The problem: In the listing below, count the lines with "Hallo" and report only the figure.

Extracted entries:

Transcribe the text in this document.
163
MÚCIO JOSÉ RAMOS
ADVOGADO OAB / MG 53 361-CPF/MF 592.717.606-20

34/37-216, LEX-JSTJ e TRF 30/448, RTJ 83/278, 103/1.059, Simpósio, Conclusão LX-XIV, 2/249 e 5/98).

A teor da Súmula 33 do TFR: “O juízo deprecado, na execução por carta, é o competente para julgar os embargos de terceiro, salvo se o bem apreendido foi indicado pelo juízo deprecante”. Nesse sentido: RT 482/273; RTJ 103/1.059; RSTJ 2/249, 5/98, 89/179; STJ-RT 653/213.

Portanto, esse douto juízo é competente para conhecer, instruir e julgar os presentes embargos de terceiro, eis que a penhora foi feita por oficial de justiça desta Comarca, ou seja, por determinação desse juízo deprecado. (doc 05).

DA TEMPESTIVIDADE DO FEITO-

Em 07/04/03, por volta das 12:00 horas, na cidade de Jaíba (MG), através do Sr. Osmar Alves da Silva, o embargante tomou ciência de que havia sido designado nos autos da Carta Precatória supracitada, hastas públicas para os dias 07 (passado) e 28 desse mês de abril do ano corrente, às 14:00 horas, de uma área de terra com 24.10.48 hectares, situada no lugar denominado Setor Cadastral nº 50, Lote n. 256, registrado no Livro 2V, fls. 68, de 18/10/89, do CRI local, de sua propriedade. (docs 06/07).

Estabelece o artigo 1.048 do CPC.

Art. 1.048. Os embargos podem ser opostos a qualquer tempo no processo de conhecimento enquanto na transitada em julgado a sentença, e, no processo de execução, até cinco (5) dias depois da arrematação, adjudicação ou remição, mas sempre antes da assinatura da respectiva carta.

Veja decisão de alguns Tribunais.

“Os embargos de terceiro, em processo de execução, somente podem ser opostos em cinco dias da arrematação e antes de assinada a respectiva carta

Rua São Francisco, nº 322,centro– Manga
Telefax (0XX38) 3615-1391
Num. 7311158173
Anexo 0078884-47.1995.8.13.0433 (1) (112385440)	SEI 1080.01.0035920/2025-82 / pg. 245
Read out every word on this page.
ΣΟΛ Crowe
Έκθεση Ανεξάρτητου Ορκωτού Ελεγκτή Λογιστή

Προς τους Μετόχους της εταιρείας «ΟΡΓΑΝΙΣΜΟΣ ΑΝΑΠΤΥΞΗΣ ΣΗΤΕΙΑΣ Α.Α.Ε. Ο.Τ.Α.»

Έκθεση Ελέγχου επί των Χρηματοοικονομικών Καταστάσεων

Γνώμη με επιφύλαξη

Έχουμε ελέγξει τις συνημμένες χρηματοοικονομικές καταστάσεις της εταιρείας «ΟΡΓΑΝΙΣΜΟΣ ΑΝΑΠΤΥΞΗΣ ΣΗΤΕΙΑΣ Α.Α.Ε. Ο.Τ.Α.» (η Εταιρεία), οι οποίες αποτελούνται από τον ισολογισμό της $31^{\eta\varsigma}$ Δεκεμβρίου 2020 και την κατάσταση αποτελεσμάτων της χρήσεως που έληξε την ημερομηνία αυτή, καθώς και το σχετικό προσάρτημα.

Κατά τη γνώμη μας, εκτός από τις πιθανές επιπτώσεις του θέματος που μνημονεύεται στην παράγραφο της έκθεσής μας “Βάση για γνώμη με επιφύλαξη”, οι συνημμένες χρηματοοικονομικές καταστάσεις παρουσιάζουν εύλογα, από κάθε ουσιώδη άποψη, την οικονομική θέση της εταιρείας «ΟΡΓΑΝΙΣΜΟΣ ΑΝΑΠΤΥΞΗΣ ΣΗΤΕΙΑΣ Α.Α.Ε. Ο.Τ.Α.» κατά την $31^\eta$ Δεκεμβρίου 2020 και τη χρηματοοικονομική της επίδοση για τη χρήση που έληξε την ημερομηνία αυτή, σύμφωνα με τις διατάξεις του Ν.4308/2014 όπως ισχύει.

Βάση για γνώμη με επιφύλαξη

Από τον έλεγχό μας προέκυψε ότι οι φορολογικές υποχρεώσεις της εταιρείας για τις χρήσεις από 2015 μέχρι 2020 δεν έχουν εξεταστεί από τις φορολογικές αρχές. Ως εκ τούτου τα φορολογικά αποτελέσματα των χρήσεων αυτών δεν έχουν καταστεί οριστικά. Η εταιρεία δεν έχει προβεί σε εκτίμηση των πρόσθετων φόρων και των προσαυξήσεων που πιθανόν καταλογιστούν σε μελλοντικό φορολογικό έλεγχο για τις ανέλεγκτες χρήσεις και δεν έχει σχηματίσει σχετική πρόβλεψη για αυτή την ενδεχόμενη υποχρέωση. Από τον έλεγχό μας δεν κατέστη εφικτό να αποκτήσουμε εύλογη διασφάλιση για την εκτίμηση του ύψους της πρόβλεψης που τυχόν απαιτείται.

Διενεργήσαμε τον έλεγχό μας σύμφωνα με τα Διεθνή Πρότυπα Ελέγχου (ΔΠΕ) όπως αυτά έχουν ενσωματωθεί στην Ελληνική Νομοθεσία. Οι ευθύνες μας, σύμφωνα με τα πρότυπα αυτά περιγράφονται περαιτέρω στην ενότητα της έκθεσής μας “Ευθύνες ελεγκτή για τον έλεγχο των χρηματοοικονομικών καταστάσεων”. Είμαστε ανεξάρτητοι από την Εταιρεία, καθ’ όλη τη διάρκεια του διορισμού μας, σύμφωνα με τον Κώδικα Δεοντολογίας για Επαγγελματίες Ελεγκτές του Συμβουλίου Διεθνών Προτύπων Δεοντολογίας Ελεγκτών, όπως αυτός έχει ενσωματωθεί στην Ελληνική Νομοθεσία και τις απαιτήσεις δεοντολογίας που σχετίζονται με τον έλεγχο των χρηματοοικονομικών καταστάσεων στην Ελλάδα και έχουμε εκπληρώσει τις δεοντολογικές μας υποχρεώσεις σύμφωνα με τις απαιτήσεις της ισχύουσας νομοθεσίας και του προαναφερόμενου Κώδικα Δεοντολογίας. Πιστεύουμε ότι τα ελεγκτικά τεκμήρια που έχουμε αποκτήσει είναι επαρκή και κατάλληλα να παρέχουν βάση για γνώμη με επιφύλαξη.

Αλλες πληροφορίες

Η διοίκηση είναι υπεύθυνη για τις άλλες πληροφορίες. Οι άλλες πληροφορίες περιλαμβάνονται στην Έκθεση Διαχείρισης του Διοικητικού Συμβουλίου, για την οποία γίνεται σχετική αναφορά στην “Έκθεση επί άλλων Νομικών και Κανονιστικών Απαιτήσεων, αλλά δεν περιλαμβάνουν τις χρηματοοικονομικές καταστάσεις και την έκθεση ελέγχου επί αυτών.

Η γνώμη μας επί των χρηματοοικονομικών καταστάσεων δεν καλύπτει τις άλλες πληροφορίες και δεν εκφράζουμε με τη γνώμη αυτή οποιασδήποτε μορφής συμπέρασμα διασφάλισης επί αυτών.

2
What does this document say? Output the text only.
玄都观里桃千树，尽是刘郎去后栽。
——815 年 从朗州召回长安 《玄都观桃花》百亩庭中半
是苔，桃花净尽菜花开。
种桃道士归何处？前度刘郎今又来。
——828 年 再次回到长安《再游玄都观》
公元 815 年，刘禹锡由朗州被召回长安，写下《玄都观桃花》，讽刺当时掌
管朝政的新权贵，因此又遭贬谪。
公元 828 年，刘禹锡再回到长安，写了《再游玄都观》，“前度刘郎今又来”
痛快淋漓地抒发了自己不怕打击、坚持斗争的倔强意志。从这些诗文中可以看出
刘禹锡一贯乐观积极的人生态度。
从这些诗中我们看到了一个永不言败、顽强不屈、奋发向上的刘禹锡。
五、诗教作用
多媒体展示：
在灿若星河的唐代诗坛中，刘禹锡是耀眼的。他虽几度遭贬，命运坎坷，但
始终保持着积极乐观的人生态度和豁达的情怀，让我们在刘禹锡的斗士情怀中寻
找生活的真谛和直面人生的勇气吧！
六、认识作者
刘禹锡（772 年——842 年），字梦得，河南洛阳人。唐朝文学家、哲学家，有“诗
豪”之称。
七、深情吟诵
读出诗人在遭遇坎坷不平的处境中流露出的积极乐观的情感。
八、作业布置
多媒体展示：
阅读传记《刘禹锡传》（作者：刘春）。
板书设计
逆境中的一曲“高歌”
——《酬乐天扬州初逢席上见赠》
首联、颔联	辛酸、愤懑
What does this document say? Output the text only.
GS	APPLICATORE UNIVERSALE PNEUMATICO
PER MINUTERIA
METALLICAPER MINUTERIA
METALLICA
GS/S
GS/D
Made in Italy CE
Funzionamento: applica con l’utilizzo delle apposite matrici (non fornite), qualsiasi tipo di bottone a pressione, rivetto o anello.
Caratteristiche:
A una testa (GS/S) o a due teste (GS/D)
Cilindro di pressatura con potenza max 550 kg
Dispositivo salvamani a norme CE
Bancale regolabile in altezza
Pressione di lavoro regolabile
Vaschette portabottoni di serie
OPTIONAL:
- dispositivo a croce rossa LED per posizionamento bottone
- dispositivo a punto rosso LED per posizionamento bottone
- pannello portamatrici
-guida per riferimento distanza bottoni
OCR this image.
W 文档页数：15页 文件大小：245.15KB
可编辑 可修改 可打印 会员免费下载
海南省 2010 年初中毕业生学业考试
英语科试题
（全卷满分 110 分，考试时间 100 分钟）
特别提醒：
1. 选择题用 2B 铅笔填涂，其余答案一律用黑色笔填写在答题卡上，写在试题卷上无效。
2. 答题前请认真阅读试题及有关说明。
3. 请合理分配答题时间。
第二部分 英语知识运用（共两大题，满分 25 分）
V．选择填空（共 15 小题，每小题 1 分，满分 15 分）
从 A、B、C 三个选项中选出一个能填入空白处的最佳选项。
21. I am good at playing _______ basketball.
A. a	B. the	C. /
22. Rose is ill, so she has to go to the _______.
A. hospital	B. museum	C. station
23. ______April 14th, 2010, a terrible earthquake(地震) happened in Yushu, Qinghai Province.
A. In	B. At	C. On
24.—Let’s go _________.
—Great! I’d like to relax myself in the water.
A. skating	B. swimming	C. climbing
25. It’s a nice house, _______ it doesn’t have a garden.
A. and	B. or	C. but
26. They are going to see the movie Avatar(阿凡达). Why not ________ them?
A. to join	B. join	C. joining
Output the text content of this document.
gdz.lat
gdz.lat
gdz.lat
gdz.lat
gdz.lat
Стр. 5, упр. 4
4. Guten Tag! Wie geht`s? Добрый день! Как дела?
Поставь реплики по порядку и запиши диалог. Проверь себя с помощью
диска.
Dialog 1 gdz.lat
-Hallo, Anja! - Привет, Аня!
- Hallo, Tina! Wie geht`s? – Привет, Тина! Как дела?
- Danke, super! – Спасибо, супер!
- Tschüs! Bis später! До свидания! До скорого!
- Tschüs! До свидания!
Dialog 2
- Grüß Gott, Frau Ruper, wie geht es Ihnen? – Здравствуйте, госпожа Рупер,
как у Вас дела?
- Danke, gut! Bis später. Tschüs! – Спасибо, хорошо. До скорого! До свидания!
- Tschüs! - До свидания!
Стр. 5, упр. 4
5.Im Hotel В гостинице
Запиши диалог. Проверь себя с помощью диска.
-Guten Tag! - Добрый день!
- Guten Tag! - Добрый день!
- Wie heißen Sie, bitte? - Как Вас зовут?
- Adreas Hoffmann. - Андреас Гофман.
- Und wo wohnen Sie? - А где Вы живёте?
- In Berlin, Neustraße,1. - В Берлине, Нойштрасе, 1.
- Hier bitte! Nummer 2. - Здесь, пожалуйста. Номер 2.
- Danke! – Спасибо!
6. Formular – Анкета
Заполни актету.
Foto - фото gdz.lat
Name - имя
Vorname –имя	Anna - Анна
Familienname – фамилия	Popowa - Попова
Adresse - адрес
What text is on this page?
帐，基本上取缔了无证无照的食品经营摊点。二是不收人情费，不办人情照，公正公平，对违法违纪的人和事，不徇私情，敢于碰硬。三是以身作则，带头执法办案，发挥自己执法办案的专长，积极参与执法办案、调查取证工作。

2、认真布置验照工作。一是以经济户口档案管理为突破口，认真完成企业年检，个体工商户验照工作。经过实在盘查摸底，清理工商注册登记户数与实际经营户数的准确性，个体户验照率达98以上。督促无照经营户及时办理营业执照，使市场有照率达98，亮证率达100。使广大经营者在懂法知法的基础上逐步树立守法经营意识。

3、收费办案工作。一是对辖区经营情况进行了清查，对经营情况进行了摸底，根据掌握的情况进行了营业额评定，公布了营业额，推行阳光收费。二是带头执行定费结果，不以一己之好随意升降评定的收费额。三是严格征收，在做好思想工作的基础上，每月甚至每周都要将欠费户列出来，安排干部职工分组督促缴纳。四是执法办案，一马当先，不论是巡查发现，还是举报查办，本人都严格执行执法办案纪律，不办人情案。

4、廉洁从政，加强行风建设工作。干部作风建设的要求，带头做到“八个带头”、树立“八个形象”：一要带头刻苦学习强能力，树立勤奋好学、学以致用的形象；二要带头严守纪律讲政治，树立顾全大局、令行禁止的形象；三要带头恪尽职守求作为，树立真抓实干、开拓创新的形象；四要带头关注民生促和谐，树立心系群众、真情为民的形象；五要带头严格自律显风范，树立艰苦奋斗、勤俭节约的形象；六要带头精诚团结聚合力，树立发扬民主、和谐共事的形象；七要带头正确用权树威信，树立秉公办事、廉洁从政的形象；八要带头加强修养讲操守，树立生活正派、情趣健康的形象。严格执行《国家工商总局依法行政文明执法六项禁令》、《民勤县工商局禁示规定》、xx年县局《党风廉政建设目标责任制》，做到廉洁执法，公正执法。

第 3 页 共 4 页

Task result: 2